• TASK BRIEF: Retype the records below exactly as they appear, but leave out any pictures.

• SOURCE MATERIAL:

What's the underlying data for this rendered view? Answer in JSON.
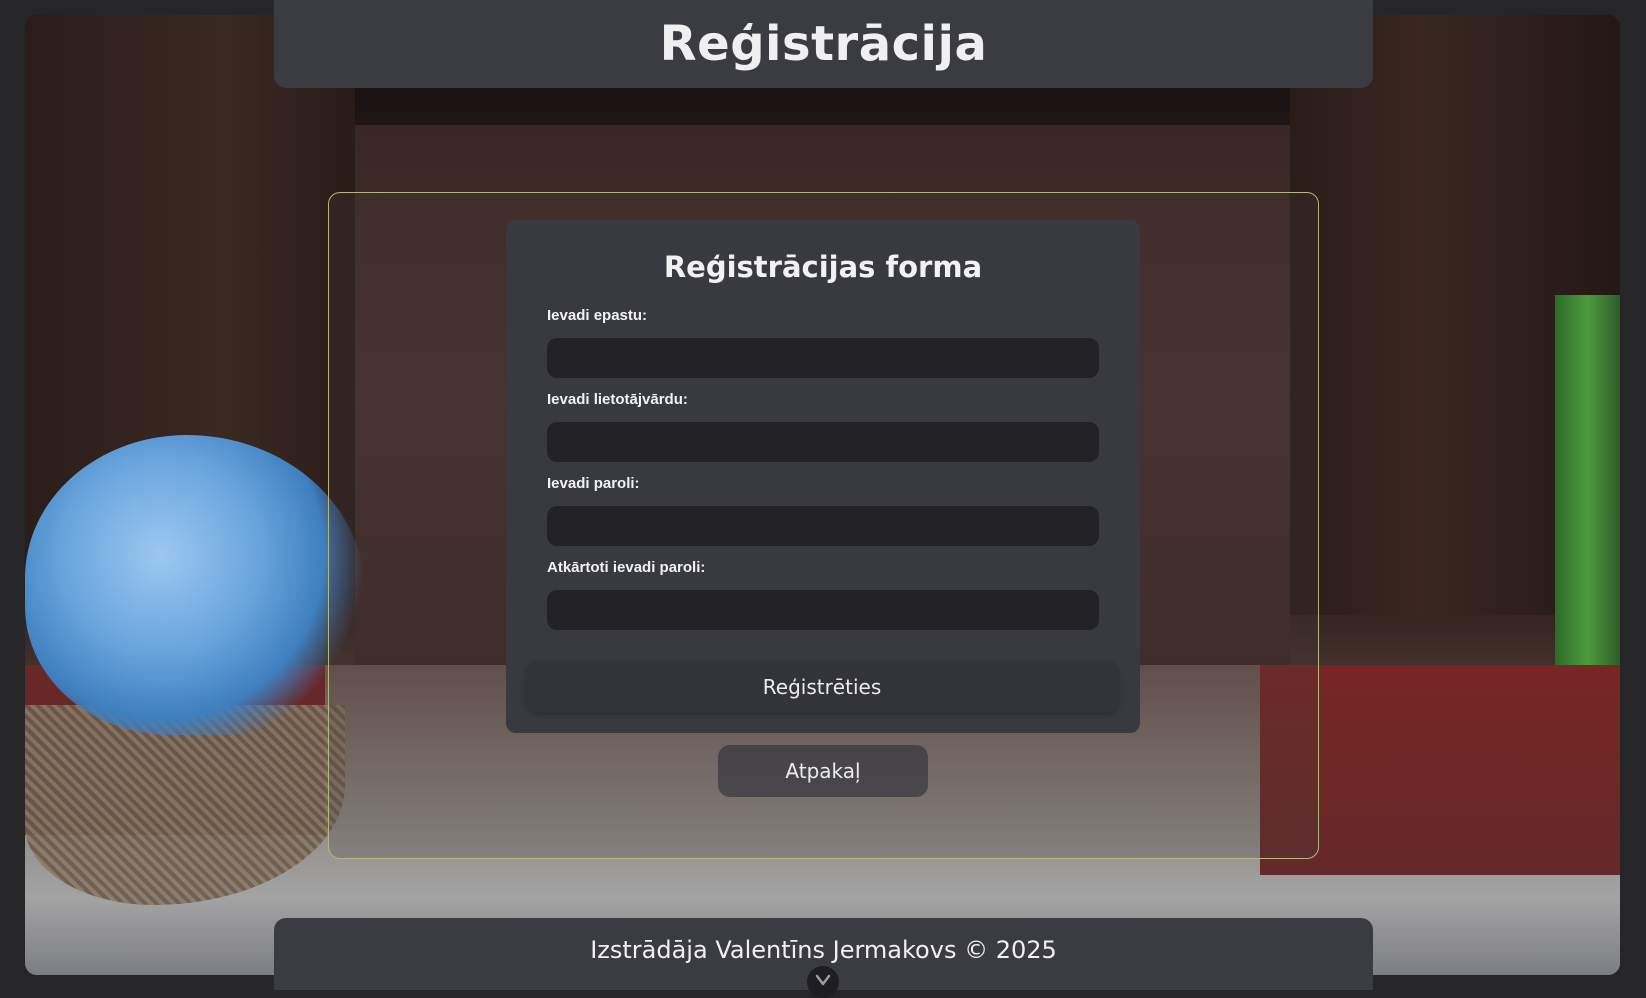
{
  "header": {
    "title": "Reģistrācija"
  },
  "form": {
    "title": "Reģistrācijas forma",
    "fields": [
      {
        "label": "Ievadi epastu:",
        "value": "",
        "placeholder": ""
      },
      {
        "label": "Ievadi lietotājvārdu:",
        "value": "",
        "placeholder": ""
      },
      {
        "label": "Ievadi paroli:",
        "value": "",
        "placeholder": ""
      },
      {
        "label": "Atkārtoti ievadi paroli:",
        "value": "",
        "placeholder": ""
      }
    ],
    "submit_label": "Reģistrēties"
  },
  "back_label": "Atpakaļ",
  "footer": {
    "text": "Izstrādāja Valentīns Jermakovs © 2025",
    "scroll_icon": "chevron-down-icon"
  },
  "colors": {
    "panel": "#3b3b42",
    "card": "#393a40",
    "input": "#222226",
    "accent_border": "#b4b87a"
  }
}
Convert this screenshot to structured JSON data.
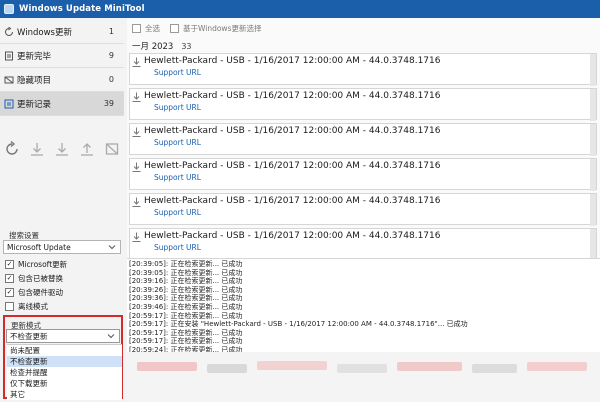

• SOLUTION FOR THIS EXERCISE:
What's the underlying data for this rendered view? Answer in JSON.
{
  "header": {
    "title": "Reģistrācija"
  },
  "form": {
    "title": "Reģistrācijas forma",
    "fields": [
      {
        "label": "Ievadi epastu:",
        "value": "",
        "placeholder": ""
      },
      {
        "label": "Ievadi lietotājvārdu:",
        "value": "",
        "placeholder": ""
      },
      {
        "label": "Ievadi paroli:",
        "value": "",
        "placeholder": ""
      },
      {
        "label": "Atkārtoti ievadi paroli:",
        "value": "",
        "placeholder": ""
      }
    ],
    "submit_label": "Reģistrēties"
  },
  "back_label": "Atpakaļ",
  "footer": {
    "text": "Izstrādāja Valentīns Jermakovs © 2025",
    "scroll_icon": "chevron-down-icon"
  },
  "colors": {
    "panel": "#3b3b42",
    "card": "#393a40",
    "input": "#222226",
    "accent_border": "#b4b87a"
  }
}
Convert this screenshot to structured JSON data.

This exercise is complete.